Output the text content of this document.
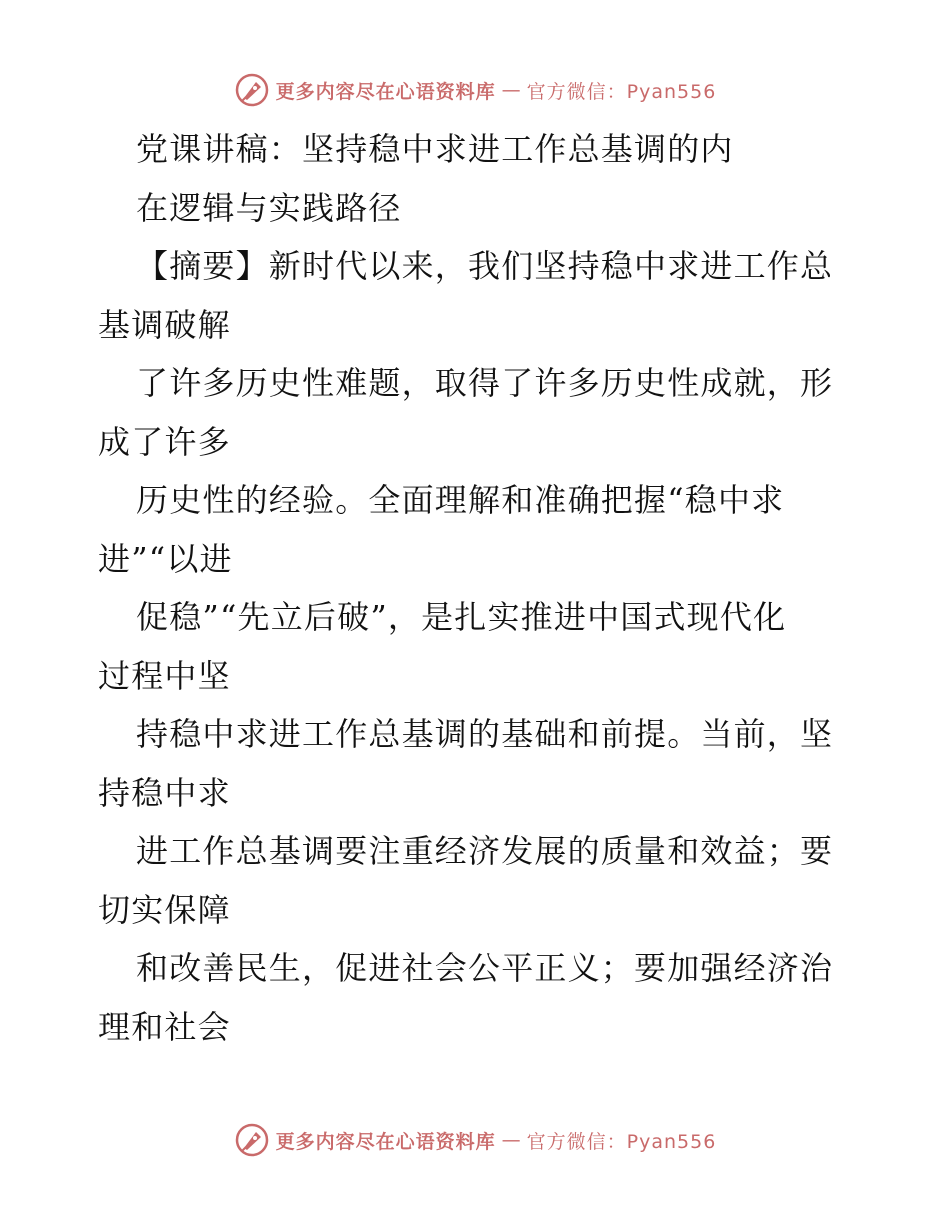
更多内容尽在心语资料库 — 官方微信：Pyan556
党课讲稿：坚持稳中求进工作总基调的内
在逻辑与实践路径
【摘要】新时代以来，我们坚持稳中求进工作总
基调破解
了许多历史性难题，取得了许多历史性成就，形
成了许多
历史性的经验。全面理解和准确把握“稳中求
进”“以进
促稳”“先立后破”，是扎实推进中国式现代化
过程中坚
持稳中求进工作总基调的基础和前提。当前，坚
持稳中求
进工作总基调要注重经济发展的质量和效益；要
切实保障
和改善民生，促进社会公平正义；要加强经济治
理和社会
更多内容尽在心语资料库 — 官方微信：Pyan556
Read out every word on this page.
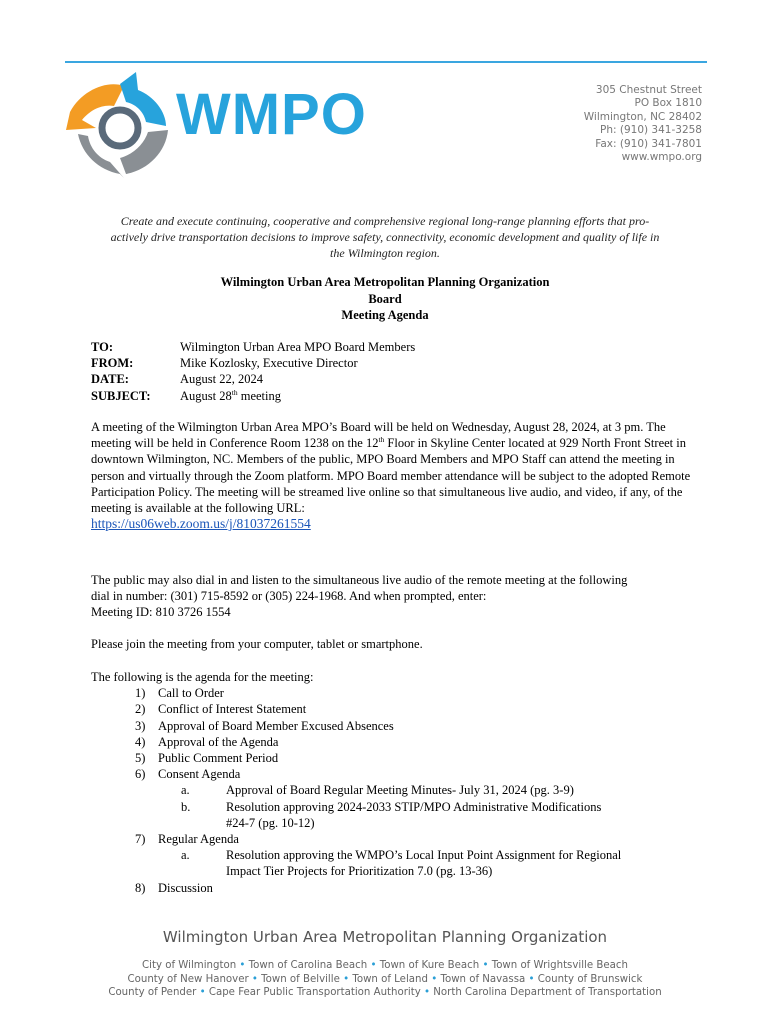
WMPO	305 Chestnut Street
PO Box 1810
Wilmington, NC 28402
Ph: (910) 341-3258
Fax: (910) 341-7801
www.wmpo.org
Create and execute continuing, cooperative and comprehensive regional long-range planning efforts that pro-
actively drive transportation decisions to improve safety, connectivity, economic development and quality of life in
the Wilmington region.
Wilmington Urban Area Metropolitan Planning Organization
Board
Meeting Agenda
TO:	Wilmington Urban Area MPO Board Members
FROM:	Mike Kozlosky, Executive Director
DATE:	August 22, 2024
SUBJECT:	August 28th meeting
A meeting of the Wilmington Urban Area MPO’s Board will be held on Wednesday, August 28, 2024, at 3 pm. The meeting will be held in Conference Room 1238 on the 12th Floor in Skyline Center located at 929 North Front Street in downtown Wilmington, NC. Members of the public, MPO Board Members and MPO Staff can attend the meeting in person and virtually through the Zoom platform. MPO Board member attendance will be subject to the adopted Remote Participation Policy. The meeting will be streamed live online so that simultaneous live audio, and video, if any, of the meeting is available at the following URL:
https://us06web.zoom.us/j/81037261554
The public may also dial in and listen to the simultaneous live audio of the remote meeting at the following
dial in number: (301) 715-8592 or (305) 224-1968. And when prompted, enter:
Meeting ID: 810 3726 1554
Please join the meeting from your computer, tablet or smartphone.
The following is the agenda for the meeting:
1) Call to Order
2) Conflict of Interest Statement
3) Approval of Board Member Excused Absences
4) Approval of the Agenda
5) Public Comment Period
6) Consent Agenda
a.	Approval of Board Regular Meeting Minutes- July 31, 2024 (pg. 3-9)
b.	Resolution approving 2024-2033 STIP/MPO Administrative Modifications
#24-7 (pg. 10-12)
7) Regular Agenda
a.	Resolution approving the WMPO’s Local Input Point Assignment for Regional
Impact Tier Projects for Prioritization 7.0 (pg. 13-36)
8) Discussion
Wilmington Urban Area Metropolitan Planning Organization
City of Wilmington • Town of Carolina Beach • Town of Kure Beach • Town of Wrightsville Beach
County of New Hanover • Town of Belville • Town of Leland • Town of Navassa • County of Brunswick
County of Pender • Cape Fear Public Transportation Authority • North Carolina Department of Transportation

Exercise task – Lines that include the word "Members" are to be extracted from the data above.

Reply to the task –
TO:	Wilmington Urban Area MPO Board Members
A meeting of the Wilmington Urban Area MPO’s Board will be held on Wednesday, August 28, 2024, at 3 pm. The meeting will be held in Conference Room 1238 on the 12th Floor in Skyline Center located at 929 North Front Street in downtown Wilmington, NC. Members of the public, MPO Board Members and MPO Staff can attend the meeting in person and virtually through the Zoom platform. MPO Board member attendance will be subject to the adopted Remote Participation Policy. The meeting will be streamed live online so that simultaneous live audio, and video, if any, of the meeting is available at the following URL:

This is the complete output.